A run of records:
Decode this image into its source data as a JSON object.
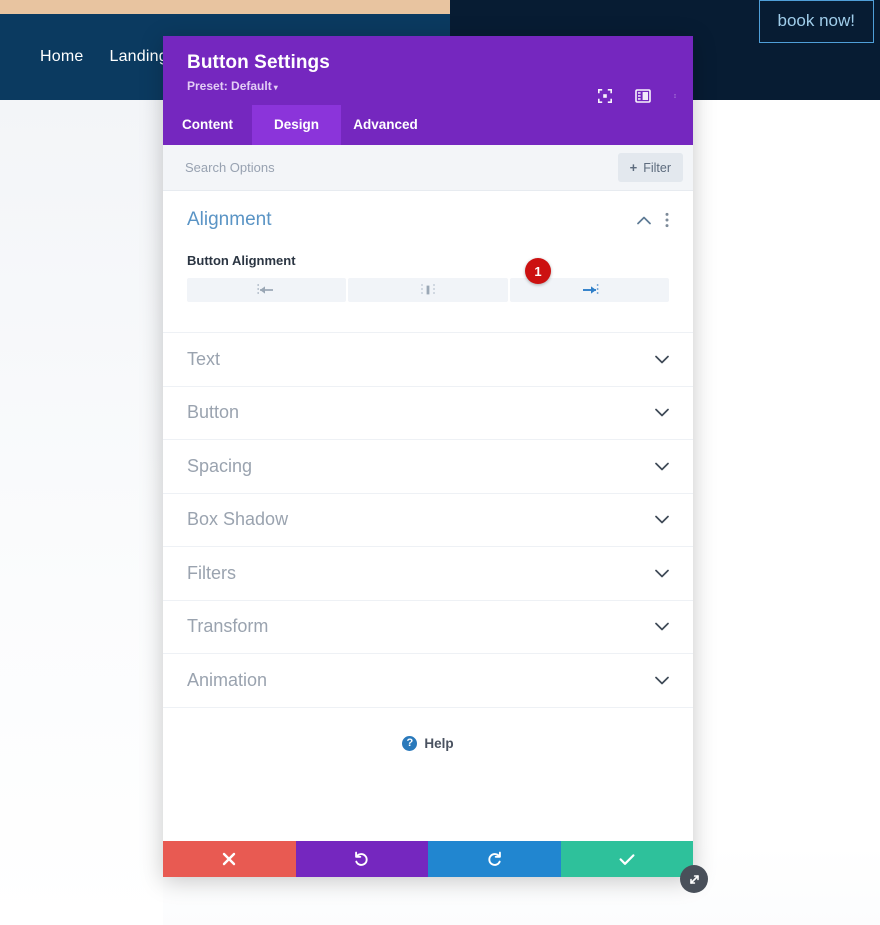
{
  "site": {
    "nav_links": [
      "Home",
      "Landing"
    ],
    "cta_label": "book now!",
    "colors": {
      "nav_left": "#0b3a60",
      "nav_right": "#071c33",
      "top_strip": "#e8c4a0",
      "cta_border": "#4f9fd8"
    }
  },
  "modal": {
    "title": "Button Settings",
    "preset_label": "Preset: Default",
    "preset_caret": "▾",
    "header_icons": [
      {
        "name": "focus-target-icon"
      },
      {
        "name": "layout-panel-icon"
      },
      {
        "name": "more-options-icon"
      }
    ],
    "tabs": [
      {
        "label": "Content",
        "active": false
      },
      {
        "label": "Design",
        "active": true
      },
      {
        "label": "Advanced",
        "active": false
      }
    ],
    "search": {
      "placeholder": "Search Options",
      "value": ""
    },
    "filter_button": {
      "label": "Filter",
      "plus": "+"
    },
    "group": {
      "title": "Alignment",
      "expanded": true,
      "field": {
        "label": "Button Alignment",
        "options": [
          {
            "name": "align-left",
            "selected": false
          },
          {
            "name": "align-center",
            "selected": false
          },
          {
            "name": "align-right",
            "selected": true
          }
        ],
        "badge": "1"
      }
    },
    "sections": [
      {
        "label": "Text"
      },
      {
        "label": "Button"
      },
      {
        "label": "Spacing"
      },
      {
        "label": "Box Shadow"
      },
      {
        "label": "Filters"
      },
      {
        "label": "Transform"
      },
      {
        "label": "Animation"
      }
    ],
    "help": {
      "icon_glyph": "?",
      "label": "Help"
    },
    "footer": [
      {
        "name": "cancel-button",
        "icon": "close-icon",
        "color": "#e85a52"
      },
      {
        "name": "undo-button",
        "icon": "undo-icon",
        "color": "#7527bf"
      },
      {
        "name": "redo-button",
        "icon": "redo-icon",
        "color": "#2186d0"
      },
      {
        "name": "save-button",
        "icon": "check-icon",
        "color": "#2ec19b"
      }
    ],
    "accent_color": "#7527bf"
  }
}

Goal of the exercise: From the entries above, copy every line that holds the word "Alignment".

In response:
      "title": "Alignment",
        "label": "Button Alignment",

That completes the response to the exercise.